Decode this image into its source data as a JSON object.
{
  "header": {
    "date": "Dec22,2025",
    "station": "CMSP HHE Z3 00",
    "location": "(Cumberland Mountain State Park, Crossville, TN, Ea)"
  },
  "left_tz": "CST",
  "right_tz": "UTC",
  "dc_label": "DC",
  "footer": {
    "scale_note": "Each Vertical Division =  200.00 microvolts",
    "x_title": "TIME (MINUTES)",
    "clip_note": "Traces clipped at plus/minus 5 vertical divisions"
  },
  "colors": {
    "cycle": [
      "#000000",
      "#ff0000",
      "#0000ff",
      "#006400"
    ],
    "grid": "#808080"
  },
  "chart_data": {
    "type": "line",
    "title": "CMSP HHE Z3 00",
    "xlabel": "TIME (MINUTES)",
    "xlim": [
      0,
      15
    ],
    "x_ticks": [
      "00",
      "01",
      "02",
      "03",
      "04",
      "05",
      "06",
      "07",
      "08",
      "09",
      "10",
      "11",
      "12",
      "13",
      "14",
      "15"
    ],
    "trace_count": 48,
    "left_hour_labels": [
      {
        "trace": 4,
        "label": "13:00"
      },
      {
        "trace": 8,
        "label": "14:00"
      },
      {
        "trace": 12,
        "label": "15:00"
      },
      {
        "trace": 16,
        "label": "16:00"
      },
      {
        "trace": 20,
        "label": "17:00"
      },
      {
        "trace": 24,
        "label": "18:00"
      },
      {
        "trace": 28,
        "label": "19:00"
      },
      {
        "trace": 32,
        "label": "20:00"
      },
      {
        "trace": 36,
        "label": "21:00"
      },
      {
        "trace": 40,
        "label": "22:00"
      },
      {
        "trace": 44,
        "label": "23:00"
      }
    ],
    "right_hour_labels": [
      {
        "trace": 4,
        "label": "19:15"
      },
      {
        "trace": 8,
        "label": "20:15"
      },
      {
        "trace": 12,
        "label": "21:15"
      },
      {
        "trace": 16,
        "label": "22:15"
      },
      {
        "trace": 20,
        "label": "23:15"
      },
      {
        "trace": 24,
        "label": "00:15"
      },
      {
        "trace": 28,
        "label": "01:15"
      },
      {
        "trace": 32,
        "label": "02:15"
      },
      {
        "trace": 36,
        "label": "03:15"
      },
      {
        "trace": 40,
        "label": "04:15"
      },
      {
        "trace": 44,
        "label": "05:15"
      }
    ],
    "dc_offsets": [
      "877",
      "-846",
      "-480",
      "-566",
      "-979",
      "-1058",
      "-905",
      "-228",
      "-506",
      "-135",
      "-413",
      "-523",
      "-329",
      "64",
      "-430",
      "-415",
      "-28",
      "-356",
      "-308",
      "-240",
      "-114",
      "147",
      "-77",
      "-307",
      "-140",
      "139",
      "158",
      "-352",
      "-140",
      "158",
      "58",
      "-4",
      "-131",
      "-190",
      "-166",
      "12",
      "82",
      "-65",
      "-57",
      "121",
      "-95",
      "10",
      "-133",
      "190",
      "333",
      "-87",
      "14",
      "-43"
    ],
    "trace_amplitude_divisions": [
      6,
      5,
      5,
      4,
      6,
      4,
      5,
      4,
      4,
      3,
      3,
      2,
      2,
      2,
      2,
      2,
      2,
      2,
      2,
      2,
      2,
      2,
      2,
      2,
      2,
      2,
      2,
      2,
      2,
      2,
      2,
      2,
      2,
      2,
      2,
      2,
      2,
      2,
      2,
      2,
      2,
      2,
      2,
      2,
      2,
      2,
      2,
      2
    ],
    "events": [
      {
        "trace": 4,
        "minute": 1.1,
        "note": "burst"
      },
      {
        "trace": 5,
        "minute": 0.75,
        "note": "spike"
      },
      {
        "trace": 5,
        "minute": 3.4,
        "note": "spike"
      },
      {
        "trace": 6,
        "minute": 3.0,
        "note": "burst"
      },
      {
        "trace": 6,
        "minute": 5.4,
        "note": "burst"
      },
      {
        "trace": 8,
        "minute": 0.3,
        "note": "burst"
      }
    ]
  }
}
####################
- Instructions for the task
Using the listing above, pick out each line that contains the word "CMSP", then copy it.

- Result of this task
    "station": "CMSP HHE Z3 00",
    "title": "CMSP HHE Z3 00",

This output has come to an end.